## WHAT YOU NEED TO DO
Each record below should appear again exactly as written.

## MATERIALS PROVIDED

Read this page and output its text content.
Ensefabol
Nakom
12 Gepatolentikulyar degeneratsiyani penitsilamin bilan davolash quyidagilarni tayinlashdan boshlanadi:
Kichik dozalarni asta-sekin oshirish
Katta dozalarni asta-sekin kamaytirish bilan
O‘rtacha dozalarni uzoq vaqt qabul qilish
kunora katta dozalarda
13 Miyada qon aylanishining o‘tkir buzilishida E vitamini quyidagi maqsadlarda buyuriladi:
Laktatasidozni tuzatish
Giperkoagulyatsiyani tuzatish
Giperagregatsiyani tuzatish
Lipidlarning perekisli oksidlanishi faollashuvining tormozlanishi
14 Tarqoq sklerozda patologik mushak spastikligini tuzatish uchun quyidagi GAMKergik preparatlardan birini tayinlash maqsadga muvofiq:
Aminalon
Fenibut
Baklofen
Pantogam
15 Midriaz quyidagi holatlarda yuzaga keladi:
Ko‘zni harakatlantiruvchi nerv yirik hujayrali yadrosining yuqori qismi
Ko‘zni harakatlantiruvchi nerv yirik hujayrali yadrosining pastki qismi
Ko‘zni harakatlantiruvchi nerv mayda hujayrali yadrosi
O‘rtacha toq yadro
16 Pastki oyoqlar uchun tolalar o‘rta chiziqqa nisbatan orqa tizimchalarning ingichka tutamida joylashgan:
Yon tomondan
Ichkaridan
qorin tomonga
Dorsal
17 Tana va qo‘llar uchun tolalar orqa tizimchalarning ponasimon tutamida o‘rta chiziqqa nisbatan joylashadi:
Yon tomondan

## EXERCISE RESULT
Read this page and output its text content.
Ensefabol
Nakom
12 Gepatolentikulyar degeneratsiyani penitsilamin bilan davolash quyidagilarni tayinlashdan boshlanadi:
Kichik dozalarni asta-sekin oshirish
Katta dozalarni asta-sekin kamaytirish bilan
O‘rtacha dozalarni uzoq vaqt qabul qilish
kunora katta dozalarda
13 Miyada qon aylanishining o‘tkir buzilishida E vitamini quyidagi maqsadlarda buyuriladi:
Laktatasidozni tuzatish
Giperkoagulyatsiyani tuzatish
Giperagregatsiyani tuzatish
Lipidlarning perekisli oksidlanishi faollashuvining tormozlanishi
14 Tarqoq sklerozda patologik mushak spastikligini tuzatish uchun quyidagi GAMKergik preparatlardan birini tayinlash maqsadga muvofiq:
Aminalon
Fenibut
Baklofen
Pantogam
15 Midriaz quyidagi holatlarda yuzaga keladi:
Ko‘zni harakatlantiruvchi nerv yirik hujayrali yadrosining yuqori qismi
Ko‘zni harakatlantiruvchi nerv yirik hujayrali yadrosining pastki qismi
Ko‘zni harakatlantiruvchi nerv mayda hujayrali yadrosi
O‘rtacha toq yadro
16 Pastki oyoqlar uchun tolalar o‘rta chiziqqa nisbatan orqa tizimchalarning ingichka tutamida joylashgan:
Yon tomondan
Ichkaridan
qorin tomonga
Dorsal
17 Tana va qo‘llar uchun tolalar orqa tizimchalarning ponasimon tutamida o‘rta chiziqqa nisbatan joylashadi:
Yon tomondan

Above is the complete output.